··· Dataset extract

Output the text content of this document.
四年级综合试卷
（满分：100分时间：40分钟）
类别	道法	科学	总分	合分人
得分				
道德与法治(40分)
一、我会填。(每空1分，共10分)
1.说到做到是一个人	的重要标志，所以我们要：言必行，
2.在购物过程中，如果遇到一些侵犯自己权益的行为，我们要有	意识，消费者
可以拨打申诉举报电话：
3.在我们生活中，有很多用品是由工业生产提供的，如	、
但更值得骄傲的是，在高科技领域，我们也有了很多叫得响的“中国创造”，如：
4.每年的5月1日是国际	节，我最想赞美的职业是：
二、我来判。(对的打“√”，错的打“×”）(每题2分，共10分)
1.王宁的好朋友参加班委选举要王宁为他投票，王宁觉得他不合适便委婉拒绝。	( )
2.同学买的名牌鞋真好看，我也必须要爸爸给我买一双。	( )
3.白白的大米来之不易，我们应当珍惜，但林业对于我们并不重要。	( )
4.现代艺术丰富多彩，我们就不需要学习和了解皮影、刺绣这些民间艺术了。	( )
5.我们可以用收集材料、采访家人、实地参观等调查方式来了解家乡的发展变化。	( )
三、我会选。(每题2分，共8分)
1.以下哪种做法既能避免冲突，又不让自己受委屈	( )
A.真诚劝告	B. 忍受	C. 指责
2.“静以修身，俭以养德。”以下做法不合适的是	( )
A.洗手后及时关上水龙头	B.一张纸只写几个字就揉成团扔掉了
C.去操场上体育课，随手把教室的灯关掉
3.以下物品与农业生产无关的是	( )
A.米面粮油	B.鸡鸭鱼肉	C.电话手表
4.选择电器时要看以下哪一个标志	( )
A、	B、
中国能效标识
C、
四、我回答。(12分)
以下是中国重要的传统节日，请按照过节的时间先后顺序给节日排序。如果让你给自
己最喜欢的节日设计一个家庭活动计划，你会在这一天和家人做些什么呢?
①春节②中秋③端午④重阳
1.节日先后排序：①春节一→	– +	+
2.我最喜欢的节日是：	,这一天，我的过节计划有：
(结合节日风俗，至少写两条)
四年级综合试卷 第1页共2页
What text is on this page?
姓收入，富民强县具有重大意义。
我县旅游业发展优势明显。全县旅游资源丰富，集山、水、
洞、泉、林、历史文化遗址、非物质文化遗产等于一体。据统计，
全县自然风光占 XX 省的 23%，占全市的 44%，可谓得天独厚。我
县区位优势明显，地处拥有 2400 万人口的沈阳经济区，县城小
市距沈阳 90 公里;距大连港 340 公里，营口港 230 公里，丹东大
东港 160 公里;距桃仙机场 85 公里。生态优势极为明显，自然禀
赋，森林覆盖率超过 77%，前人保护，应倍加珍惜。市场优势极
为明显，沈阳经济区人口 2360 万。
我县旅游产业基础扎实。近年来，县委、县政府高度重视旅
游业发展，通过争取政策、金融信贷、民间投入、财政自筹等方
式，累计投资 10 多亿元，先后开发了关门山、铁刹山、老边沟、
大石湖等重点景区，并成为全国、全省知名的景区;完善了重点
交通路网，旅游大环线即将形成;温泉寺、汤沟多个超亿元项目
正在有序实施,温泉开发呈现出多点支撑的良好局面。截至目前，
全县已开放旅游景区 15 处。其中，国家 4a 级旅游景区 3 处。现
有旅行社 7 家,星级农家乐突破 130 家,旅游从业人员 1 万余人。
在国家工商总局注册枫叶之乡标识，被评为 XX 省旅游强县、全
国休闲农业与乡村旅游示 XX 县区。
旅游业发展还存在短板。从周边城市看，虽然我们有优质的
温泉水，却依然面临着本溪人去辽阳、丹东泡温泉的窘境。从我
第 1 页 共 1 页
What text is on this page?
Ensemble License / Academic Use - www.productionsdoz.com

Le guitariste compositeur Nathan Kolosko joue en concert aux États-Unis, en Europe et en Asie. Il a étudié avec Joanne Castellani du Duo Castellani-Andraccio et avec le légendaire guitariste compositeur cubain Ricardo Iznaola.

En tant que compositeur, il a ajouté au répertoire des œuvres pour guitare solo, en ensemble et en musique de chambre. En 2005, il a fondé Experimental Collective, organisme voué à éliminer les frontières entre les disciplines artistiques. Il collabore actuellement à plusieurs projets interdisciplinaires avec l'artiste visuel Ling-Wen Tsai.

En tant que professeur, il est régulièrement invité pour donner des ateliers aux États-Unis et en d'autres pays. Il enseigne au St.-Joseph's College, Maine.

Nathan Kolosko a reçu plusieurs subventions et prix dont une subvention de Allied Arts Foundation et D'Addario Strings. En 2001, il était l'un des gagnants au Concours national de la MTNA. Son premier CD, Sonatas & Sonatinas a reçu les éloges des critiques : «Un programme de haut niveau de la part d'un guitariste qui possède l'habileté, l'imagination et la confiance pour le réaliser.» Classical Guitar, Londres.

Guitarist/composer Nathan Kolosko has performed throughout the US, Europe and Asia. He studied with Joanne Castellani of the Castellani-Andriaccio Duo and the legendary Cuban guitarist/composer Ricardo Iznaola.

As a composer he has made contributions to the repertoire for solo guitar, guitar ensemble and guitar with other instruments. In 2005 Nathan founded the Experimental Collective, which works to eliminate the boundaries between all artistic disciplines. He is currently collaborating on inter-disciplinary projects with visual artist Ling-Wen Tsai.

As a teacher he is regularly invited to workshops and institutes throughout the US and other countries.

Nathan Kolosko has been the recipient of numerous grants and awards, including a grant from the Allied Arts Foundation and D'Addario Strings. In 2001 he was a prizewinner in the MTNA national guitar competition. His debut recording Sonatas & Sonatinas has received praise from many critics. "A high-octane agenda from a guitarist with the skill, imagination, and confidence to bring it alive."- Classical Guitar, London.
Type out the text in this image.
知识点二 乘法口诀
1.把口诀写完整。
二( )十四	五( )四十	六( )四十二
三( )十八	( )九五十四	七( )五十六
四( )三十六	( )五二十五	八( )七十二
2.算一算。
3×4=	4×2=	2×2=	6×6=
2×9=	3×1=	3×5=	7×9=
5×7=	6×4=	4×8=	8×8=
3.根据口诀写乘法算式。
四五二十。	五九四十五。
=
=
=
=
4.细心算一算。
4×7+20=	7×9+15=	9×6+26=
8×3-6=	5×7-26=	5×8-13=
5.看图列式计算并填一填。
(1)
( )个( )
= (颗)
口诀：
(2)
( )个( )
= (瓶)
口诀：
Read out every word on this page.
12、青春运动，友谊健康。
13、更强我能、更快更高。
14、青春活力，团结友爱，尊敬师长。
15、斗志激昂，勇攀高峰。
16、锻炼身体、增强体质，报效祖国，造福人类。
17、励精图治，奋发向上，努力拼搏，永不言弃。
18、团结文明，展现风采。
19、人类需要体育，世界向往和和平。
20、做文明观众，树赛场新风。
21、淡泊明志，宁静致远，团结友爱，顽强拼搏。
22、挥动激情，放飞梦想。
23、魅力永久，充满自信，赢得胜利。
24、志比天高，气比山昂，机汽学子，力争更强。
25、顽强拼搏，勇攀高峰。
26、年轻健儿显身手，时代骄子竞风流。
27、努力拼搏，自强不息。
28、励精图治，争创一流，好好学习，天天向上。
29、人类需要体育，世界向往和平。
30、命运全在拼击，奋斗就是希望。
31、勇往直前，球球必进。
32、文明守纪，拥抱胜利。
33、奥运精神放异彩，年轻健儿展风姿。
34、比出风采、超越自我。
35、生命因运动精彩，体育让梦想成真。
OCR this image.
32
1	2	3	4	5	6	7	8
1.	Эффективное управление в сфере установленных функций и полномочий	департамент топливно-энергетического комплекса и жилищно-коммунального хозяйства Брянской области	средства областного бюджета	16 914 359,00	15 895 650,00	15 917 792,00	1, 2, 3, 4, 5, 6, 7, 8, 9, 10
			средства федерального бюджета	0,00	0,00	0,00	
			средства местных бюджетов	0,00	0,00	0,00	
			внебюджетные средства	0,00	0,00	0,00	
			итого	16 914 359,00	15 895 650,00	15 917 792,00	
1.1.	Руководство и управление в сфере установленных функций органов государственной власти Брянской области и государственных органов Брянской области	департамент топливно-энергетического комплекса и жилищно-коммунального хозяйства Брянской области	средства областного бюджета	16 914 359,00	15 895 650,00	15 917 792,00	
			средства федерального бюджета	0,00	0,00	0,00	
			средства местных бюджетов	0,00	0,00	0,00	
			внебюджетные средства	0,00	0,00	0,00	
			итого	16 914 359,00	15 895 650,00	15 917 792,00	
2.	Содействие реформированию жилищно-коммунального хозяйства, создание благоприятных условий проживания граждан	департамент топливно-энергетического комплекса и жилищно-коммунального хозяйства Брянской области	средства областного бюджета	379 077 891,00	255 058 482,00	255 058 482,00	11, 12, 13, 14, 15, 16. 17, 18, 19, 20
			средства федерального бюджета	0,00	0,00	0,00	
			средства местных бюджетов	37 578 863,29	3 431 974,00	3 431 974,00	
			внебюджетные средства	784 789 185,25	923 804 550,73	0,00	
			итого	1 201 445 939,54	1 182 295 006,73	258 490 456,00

······

Problem to solve: From the entries above, collect every line with the string "энергетического" in it.

Output of the exercise:
1.	Эффективное управление в сфере установленных функций и полномочий	департамент топливно-энергетического комплекса и жилищно-коммунального хозяйства Брянской области	средства областного бюджета	16 914 359,00	15 895 650,00	15 917 792,00	1, 2, 3, 4, 5, 6, 7, 8, 9, 10
1.1.	Руководство и управление в сфере установленных функций органов государственной власти Брянской области и государственных органов Брянской области	департамент топливно-энергетического комплекса и жилищно-коммунального хозяйства Брянской области	средства областного бюджета	16 914 359,00	15 895 650,00	15 917 792,00	
2.	Содействие реформированию жилищно-коммунального хозяйства, создание благоприятных условий проживания граждан	департамент топливно-энергетического комплекса и жилищно-коммунального хозяйства Брянской области	средства областного бюджета	379 077 891,00	255 058 482,00	255 058 482,00	11, 12, 13, 14, 15, 16. 17, 18, 19, 20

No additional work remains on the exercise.